THE TASK: Write out all of the data exactly as it appears.

....................

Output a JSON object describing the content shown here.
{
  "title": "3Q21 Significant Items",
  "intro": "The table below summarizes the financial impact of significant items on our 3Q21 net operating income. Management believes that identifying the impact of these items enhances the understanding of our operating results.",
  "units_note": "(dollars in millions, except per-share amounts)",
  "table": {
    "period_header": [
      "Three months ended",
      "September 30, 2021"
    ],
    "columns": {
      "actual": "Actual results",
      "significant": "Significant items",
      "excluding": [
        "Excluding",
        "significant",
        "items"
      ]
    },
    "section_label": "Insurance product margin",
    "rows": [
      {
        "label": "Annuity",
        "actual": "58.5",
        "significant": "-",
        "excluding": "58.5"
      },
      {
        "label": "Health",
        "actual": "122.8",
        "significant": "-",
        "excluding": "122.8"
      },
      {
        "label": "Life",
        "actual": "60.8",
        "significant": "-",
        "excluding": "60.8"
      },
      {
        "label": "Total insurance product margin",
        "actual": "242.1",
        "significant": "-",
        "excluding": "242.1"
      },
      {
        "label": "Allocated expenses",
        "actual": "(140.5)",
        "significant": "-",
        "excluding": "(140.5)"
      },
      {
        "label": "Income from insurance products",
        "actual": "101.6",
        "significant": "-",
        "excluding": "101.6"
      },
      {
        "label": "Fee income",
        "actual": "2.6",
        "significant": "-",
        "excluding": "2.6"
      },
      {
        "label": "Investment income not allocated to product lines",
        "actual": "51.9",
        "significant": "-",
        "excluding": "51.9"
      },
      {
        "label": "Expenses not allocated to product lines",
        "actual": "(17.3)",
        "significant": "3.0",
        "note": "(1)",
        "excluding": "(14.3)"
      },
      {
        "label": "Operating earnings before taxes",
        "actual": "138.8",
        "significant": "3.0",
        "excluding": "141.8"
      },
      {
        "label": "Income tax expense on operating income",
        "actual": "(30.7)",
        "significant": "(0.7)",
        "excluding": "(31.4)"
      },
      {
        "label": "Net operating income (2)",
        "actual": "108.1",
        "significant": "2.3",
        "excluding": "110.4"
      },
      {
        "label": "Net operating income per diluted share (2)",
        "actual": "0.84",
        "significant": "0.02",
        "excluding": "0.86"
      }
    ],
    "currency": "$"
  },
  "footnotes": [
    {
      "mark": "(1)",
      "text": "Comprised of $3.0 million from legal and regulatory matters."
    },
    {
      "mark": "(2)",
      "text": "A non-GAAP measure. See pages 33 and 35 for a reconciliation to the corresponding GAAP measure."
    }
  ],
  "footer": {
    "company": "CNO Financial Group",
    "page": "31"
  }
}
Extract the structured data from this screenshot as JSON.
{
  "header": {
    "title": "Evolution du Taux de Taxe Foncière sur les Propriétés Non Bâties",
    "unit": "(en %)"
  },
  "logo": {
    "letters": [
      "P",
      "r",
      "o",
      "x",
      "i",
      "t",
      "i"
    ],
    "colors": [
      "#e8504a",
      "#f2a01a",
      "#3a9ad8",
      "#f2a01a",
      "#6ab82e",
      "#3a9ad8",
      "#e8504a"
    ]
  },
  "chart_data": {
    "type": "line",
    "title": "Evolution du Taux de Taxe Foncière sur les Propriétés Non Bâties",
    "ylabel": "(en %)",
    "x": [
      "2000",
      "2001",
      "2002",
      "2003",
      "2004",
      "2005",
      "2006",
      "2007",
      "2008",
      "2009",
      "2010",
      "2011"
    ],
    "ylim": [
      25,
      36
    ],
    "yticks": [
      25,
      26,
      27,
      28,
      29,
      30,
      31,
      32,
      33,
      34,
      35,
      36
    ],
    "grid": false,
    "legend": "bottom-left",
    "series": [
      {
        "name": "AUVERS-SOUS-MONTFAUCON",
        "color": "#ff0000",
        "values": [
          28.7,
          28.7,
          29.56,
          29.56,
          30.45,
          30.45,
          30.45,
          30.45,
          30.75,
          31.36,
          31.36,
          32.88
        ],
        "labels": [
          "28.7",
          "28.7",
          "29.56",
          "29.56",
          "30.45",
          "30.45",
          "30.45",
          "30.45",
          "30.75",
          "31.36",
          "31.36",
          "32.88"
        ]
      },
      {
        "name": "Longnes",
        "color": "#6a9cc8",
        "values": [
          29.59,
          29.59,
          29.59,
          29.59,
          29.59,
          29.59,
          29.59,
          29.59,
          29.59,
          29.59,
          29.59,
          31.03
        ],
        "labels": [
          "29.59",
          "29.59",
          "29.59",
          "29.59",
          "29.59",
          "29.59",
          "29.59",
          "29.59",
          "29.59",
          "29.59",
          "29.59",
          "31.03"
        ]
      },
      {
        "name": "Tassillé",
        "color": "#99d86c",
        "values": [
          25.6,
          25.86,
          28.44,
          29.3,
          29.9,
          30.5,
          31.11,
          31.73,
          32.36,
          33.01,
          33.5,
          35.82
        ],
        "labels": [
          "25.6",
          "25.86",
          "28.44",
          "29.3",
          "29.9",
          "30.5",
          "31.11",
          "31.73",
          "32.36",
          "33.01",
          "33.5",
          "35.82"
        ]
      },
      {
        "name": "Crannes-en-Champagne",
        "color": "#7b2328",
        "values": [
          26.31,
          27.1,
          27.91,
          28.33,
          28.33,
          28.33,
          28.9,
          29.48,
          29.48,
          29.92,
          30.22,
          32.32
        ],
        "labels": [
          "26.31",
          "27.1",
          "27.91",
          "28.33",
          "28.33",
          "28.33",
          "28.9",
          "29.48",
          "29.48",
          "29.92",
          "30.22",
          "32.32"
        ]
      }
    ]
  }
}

....................

FULL SOLUTION:
Output a JSON object describing the content shown here.
{
  "title": "3Q21 Significant Items",
  "intro": "The table below summarizes the financial impact of significant items on our 3Q21 net operating income. Management believes that identifying the impact of these items enhances the understanding of our operating results.",
  "units_note": "(dollars in millions, except per-share amounts)",
  "table": {
    "period_header": [
      "Three months ended",
      "September 30, 2021"
    ],
    "columns": {
      "actual": "Actual results",
      "significant": "Significant items",
      "excluding": [
        "Excluding",
        "significant",
        "items"
      ]
    },
    "section_label": "Insurance product margin",
    "rows": [
      {
        "label": "Annuity",
        "actual": "58.5",
        "significant": "-",
        "excluding": "58.5"
      },
      {
        "label": "Health",
        "actual": "122.8",
        "significant": "-",
        "excluding": "122.8"
      },
      {
        "label": "Life",
        "actual": "60.8",
        "significant": "-",
        "excluding": "60.8"
      },
      {
        "label": "Total insurance product margin",
        "actual": "242.1",
        "significant": "-",
        "excluding": "242.1"
      },
      {
        "label": "Allocated expenses",
        "actual": "(140.5)",
        "significant": "-",
        "excluding": "(140.5)"
      },
      {
        "label": "Income from insurance products",
        "actual": "101.6",
        "significant": "-",
        "excluding": "101.6"
      },
      {
        "label": "Fee income",
        "actual": "2.6",
        "significant": "-",
        "excluding": "2.6"
      },
      {
        "label": "Investment income not allocated to product lines",
        "actual": "51.9",
        "significant": "-",
        "excluding": "51.9"
      },
      {
        "label": "Expenses not allocated to product lines",
        "actual": "(17.3)",
        "significant": "3.0",
        "note": "(1)",
        "excluding": "(14.3)"
      },
      {
        "label": "Operating earnings before taxes",
        "actual": "138.8",
        "significant": "3.0",
        "excluding": "141.8"
      },
      {
        "label": "Income tax expense on operating income",
        "actual": "(30.7)",
        "significant": "(0.7)",
        "excluding": "(31.4)"
      },
      {
        "label": "Net operating income (2)",
        "actual": "108.1",
        "significant": "2.3",
        "excluding": "110.4"
      },
      {
        "label": "Net operating income per diluted share (2)",
        "actual": "0.84",
        "significant": "0.02",
        "excluding": "0.86"
      }
    ],
    "currency": "$"
  },
  "footnotes": [
    {
      "mark": "(1)",
      "text": "Comprised of $3.0 million from legal and regulatory matters."
    },
    {
      "mark": "(2)",
      "text": "A non-GAAP measure. See pages 33 and 35 for a reconciliation to the corresponding GAAP measure."
    }
  ],
  "footer": {
    "company": "CNO Financial Group",
    "page": "31"
  }
}
Extract the structured data from this screenshot as JSON.
{
  "header": {
    "title": "Evolution du Taux de Taxe Foncière sur les Propriétés Non Bâties",
    "unit": "(en %)"
  },
  "logo": {
    "letters": [
      "P",
      "r",
      "o",
      "x",
      "i",
      "t",
      "i"
    ],
    "colors": [
      "#e8504a",
      "#f2a01a",
      "#3a9ad8",
      "#f2a01a",
      "#6ab82e",
      "#3a9ad8",
      "#e8504a"
    ]
  },
  "chart_data": {
    "type": "line",
    "title": "Evolution du Taux de Taxe Foncière sur les Propriétés Non Bâties",
    "ylabel": "(en %)",
    "x": [
      "2000",
      "2001",
      "2002",
      "2003",
      "2004",
      "2005",
      "2006",
      "2007",
      "2008",
      "2009",
      "2010",
      "2011"
    ],
    "ylim": [
      25,
      36
    ],
    "yticks": [
      25,
      26,
      27,
      28,
      29,
      30,
      31,
      32,
      33,
      34,
      35,
      36
    ],
    "grid": false,
    "legend": "bottom-left",
    "series": [
      {
        "name": "AUVERS-SOUS-MONTFAUCON",
        "color": "#ff0000",
        "values": [
          28.7,
          28.7,
          29.56,
          29.56,
          30.45,
          30.45,
          30.45,
          30.45,
          30.75,
          31.36,
          31.36,
          32.88
        ],
        "labels": [
          "28.7",
          "28.7",
          "29.56",
          "29.56",
          "30.45",
          "30.45",
          "30.45",
          "30.45",
          "30.75",
          "31.36",
          "31.36",
          "32.88"
        ]
      },
      {
        "name": "Longnes",
        "color": "#6a9cc8",
        "values": [
          29.59,
          29.59,
          29.59,
          29.59,
          29.59,
          29.59,
          29.59,
          29.59,
          29.59,
          29.59,
          29.59,
          31.03
        ],
        "labels": [
          "29.59",
          "29.59",
          "29.59",
          "29.59",
          "29.59",
          "29.59",
          "29.59",
          "29.59",
          "29.59",
          "29.59",
          "29.59",
          "31.03"
        ]
      },
      {
        "name": "Tassillé",
        "color": "#99d86c",
        "values": [
          25.6,
          25.86,
          28.44,
          29.3,
          29.9,
          30.5,
          31.11,
          31.73,
          32.36,
          33.01,
          33.5,
          35.82
        ],
        "labels": [
          "25.6",
          "25.86",
          "28.44",
          "29.3",
          "29.9",
          "30.5",
          "31.11",
          "31.73",
          "32.36",
          "33.01",
          "33.5",
          "35.82"
        ]
      },
      {
        "name": "Crannes-en-Champagne",
        "color": "#7b2328",
        "values": [
          26.31,
          27.1,
          27.91,
          28.33,
          28.33,
          28.33,
          28.9,
          29.48,
          29.48,
          29.92,
          30.22,
          32.32
        ],
        "labels": [
          "26.31",
          "27.1",
          "27.91",
          "28.33",
          "28.33",
          "28.33",
          "28.9",
          "29.48",
          "29.48",
          "29.92",
          "30.22",
          "32.32"
        ]
      }
    ]
  }
}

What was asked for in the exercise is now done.